Task> Return each line of the data below exactly, omitting any pictures.

Dataset entries>
================================
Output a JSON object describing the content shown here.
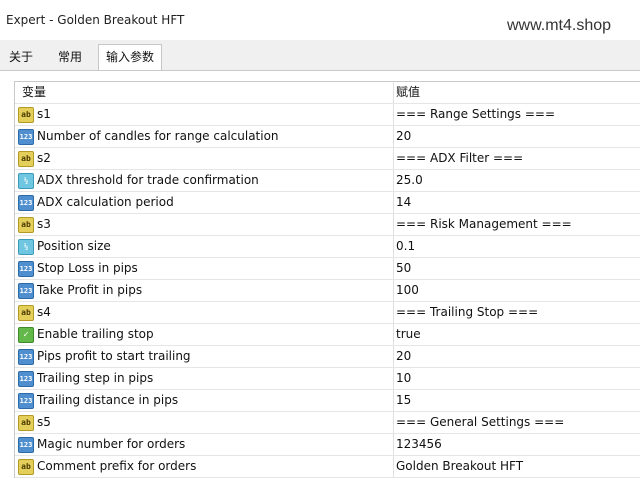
{
  "window": {
    "title": "Expert - Golden Breakout HFT",
    "watermark": "www.mt4.shop"
  },
  "tabs": [
    {
      "label": "关于"
    },
    {
      "label": "常用"
    },
    {
      "label": "输入参数"
    }
  ],
  "table": {
    "headers": [
      "变量",
      "赋值"
    ],
    "rows": [
      {
        "icon": "ab",
        "name": "s1",
        "value": "=== Range Settings ==="
      },
      {
        "icon": "123",
        "name": "Number of candles for range calculation",
        "value": "20"
      },
      {
        "icon": "ab",
        "name": "s2",
        "value": "=== ADX Filter ==="
      },
      {
        "icon": "v2",
        "name": "ADX threshold for trade confirmation",
        "value": "25.0"
      },
      {
        "icon": "123",
        "name": "ADX calculation period",
        "value": "14"
      },
      {
        "icon": "ab",
        "name": "s3",
        "value": "=== Risk Management ==="
      },
      {
        "icon": "v2",
        "name": "Position size",
        "value": "0.1"
      },
      {
        "icon": "123",
        "name": "Stop Loss in pips",
        "value": "50"
      },
      {
        "icon": "123",
        "name": "Take Profit in pips",
        "value": "100"
      },
      {
        "icon": "ab",
        "name": "s4",
        "value": "=== Trailing Stop ==="
      },
      {
        "icon": "bool",
        "name": "Enable trailing stop",
        "value": "true"
      },
      {
        "icon": "123",
        "name": "Pips profit to start trailing",
        "value": "20"
      },
      {
        "icon": "123",
        "name": "Trailing step in pips",
        "value": "10"
      },
      {
        "icon": "123",
        "name": "Trailing distance in pips",
        "value": "15"
      },
      {
        "icon": "ab",
        "name": "s5",
        "value": "=== General Settings ==="
      },
      {
        "icon": "123",
        "name": "Magic number for orders",
        "value": "123456"
      },
      {
        "icon": "ab",
        "name": "Comment prefix for orders",
        "value": "Golden Breakout HFT"
      }
    ]
  }
}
================================
Full output>
Output a JSON object describing the content shown here.
{
  "window": {
    "title": "Expert - Golden Breakout HFT",
    "watermark": "www.mt4.shop"
  },
  "tabs": [
    {
      "label": "关于"
    },
    {
      "label": "常用"
    },
    {
      "label": "输入参数"
    }
  ],
  "table": {
    "headers": [
      "变量",
      "赋值"
    ],
    "rows": [
      {
        "icon": "ab",
        "name": "s1",
        "value": "=== Range Settings ==="
      },
      {
        "icon": "123",
        "name": "Number of candles for range calculation",
        "value": "20"
      },
      {
        "icon": "ab",
        "name": "s2",
        "value": "=== ADX Filter ==="
      },
      {
        "icon": "v2",
        "name": "ADX threshold for trade confirmation",
        "value": "25.0"
      },
      {
        "icon": "123",
        "name": "ADX calculation period",
        "value": "14"
      },
      {
        "icon": "ab",
        "name": "s3",
        "value": "=== Risk Management ==="
      },
      {
        "icon": "v2",
        "name": "Position size",
        "value": "0.1"
      },
      {
        "icon": "123",
        "name": "Stop Loss in pips",
        "value": "50"
      },
      {
        "icon": "123",
        "name": "Take Profit in pips",
        "value": "100"
      },
      {
        "icon": "ab",
        "name": "s4",
        "value": "=== Trailing Stop ==="
      },
      {
        "icon": "bool",
        "name": "Enable trailing stop",
        "value": "true"
      },
      {
        "icon": "123",
        "name": "Pips profit to start trailing",
        "value": "20"
      },
      {
        "icon": "123",
        "name": "Trailing step in pips",
        "value": "10"
      },
      {
        "icon": "123",
        "name": "Trailing distance in pips",
        "value": "15"
      },
      {
        "icon": "ab",
        "name": "s5",
        "value": "=== General Settings ==="
      },
      {
        "icon": "123",
        "name": "Magic number for orders",
        "value": "123456"
      },
      {
        "icon": "ab",
        "name": "Comment prefix for orders",
        "value": "Golden Breakout HFT"
      }
    ]
  }
}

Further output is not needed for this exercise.